MATERIAL FOR THIS TASK
##########

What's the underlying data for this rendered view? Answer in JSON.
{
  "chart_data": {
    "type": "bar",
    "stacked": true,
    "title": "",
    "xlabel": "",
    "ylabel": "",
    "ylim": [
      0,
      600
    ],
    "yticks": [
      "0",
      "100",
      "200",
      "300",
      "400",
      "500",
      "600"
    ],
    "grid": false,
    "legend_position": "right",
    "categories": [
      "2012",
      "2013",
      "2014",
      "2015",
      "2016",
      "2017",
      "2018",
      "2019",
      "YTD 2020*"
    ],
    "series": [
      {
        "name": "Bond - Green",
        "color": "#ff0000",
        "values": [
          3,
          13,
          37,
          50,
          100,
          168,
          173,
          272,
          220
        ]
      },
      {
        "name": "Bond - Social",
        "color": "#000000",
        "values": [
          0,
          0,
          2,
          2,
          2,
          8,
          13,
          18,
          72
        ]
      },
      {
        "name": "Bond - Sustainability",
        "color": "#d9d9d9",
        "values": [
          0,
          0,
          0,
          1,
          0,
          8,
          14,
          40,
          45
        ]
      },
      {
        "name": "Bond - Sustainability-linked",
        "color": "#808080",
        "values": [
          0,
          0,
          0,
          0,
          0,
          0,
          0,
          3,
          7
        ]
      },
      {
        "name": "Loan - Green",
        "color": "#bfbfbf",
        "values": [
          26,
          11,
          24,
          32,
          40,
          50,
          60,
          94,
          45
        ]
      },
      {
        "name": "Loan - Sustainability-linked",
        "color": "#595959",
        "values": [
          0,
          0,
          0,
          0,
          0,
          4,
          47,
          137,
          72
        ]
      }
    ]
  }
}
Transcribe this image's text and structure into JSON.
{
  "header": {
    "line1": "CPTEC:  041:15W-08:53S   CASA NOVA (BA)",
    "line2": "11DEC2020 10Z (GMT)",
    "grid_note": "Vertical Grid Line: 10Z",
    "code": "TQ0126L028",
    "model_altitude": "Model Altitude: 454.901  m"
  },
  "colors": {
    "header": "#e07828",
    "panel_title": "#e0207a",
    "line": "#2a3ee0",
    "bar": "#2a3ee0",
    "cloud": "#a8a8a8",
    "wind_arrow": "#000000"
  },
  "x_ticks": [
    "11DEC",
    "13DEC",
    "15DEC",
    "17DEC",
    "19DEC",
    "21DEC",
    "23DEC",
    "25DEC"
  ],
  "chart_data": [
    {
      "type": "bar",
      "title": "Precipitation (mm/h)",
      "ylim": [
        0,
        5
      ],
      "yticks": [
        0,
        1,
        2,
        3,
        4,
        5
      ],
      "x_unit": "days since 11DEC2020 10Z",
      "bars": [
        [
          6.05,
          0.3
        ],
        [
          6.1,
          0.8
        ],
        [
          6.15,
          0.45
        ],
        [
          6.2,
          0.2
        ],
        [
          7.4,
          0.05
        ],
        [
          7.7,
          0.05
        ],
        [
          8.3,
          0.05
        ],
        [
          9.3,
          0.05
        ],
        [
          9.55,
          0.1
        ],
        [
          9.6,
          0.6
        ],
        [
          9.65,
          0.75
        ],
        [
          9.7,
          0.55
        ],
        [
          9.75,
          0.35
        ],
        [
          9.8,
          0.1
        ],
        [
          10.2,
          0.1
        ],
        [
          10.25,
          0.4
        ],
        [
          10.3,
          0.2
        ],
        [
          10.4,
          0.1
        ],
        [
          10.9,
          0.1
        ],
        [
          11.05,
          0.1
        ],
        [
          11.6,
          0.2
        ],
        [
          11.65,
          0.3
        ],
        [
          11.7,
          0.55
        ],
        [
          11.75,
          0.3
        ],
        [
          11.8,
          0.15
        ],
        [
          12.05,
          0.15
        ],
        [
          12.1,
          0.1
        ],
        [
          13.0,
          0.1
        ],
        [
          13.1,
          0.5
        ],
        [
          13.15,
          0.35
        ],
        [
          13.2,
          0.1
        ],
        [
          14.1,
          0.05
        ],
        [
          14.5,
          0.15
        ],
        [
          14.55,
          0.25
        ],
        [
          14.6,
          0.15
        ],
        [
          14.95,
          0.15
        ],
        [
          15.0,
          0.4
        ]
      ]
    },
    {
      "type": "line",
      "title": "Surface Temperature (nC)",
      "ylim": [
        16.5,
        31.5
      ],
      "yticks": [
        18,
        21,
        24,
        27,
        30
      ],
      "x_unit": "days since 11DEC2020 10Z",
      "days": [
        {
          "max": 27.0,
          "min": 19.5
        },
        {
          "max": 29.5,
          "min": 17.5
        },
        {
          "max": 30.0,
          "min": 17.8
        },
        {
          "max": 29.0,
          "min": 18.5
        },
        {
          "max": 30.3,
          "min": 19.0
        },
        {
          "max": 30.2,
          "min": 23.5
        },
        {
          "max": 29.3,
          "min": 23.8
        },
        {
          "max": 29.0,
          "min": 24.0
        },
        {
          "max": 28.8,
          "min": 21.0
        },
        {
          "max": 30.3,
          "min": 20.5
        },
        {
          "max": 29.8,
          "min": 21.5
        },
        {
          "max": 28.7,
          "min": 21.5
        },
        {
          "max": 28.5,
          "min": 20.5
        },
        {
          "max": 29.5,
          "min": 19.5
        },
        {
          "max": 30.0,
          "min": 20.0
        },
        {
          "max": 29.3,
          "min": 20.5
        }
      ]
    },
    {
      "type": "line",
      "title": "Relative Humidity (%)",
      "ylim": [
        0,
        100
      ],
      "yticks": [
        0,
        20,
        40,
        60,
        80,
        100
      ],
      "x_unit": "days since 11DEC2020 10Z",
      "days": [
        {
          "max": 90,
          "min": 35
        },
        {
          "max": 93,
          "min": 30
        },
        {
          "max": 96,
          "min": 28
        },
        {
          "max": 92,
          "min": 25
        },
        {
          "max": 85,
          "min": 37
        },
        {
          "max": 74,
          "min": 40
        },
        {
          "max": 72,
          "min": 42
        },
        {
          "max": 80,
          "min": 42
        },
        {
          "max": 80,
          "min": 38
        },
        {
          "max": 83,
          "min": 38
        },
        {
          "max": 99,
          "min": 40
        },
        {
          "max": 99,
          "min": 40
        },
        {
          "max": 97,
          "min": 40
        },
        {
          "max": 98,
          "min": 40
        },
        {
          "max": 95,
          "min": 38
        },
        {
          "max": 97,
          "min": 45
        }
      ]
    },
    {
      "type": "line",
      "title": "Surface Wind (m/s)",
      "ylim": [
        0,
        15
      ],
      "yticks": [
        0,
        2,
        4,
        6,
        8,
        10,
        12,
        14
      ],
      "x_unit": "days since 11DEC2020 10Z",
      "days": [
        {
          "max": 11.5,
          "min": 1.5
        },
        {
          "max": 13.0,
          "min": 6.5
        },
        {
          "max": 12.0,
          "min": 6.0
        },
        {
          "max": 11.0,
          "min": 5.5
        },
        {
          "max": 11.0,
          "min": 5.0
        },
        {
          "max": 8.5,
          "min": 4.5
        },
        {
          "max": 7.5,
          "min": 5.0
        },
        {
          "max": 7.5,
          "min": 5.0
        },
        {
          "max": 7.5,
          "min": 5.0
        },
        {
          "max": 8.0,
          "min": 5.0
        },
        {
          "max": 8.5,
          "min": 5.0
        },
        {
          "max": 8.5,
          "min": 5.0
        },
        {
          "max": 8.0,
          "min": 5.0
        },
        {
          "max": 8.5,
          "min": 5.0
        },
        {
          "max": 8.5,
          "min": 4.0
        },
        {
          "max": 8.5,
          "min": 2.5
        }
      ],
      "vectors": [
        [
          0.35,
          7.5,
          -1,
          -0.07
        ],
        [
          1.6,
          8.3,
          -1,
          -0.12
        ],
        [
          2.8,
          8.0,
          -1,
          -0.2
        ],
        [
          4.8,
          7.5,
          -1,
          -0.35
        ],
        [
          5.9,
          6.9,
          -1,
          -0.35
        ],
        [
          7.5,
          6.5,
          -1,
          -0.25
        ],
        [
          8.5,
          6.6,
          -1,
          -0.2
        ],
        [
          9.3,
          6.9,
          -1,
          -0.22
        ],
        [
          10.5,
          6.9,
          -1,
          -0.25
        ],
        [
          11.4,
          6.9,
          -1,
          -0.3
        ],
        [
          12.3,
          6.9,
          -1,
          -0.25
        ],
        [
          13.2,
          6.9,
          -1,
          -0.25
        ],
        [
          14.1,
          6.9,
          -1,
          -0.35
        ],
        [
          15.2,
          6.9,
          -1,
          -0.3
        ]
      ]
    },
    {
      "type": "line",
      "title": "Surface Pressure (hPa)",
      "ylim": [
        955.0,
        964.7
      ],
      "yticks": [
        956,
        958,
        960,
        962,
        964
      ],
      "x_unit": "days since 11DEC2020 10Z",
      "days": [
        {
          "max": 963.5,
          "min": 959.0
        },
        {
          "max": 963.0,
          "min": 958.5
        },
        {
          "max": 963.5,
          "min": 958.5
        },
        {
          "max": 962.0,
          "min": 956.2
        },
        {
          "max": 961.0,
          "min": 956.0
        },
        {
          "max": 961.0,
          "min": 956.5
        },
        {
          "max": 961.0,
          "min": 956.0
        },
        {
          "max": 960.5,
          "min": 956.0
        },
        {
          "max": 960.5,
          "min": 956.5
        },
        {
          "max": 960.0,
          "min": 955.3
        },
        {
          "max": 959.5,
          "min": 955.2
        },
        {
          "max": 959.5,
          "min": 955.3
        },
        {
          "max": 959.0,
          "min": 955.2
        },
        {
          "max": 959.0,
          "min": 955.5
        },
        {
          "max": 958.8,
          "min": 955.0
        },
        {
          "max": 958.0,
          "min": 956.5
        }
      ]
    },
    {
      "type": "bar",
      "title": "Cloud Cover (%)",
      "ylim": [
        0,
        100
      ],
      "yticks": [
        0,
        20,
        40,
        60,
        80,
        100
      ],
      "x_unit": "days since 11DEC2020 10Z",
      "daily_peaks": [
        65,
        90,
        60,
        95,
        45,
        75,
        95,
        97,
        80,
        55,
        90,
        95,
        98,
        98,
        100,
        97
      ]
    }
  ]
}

##########

WHAT NEEDS TO BE DONE
Pick out the lines above that hold the string "JSON" and show them.

WORKED SOLUTION
What's the underlying data for this rendered view? Answer in JSON.
Transcribe this image's text and structure into JSON.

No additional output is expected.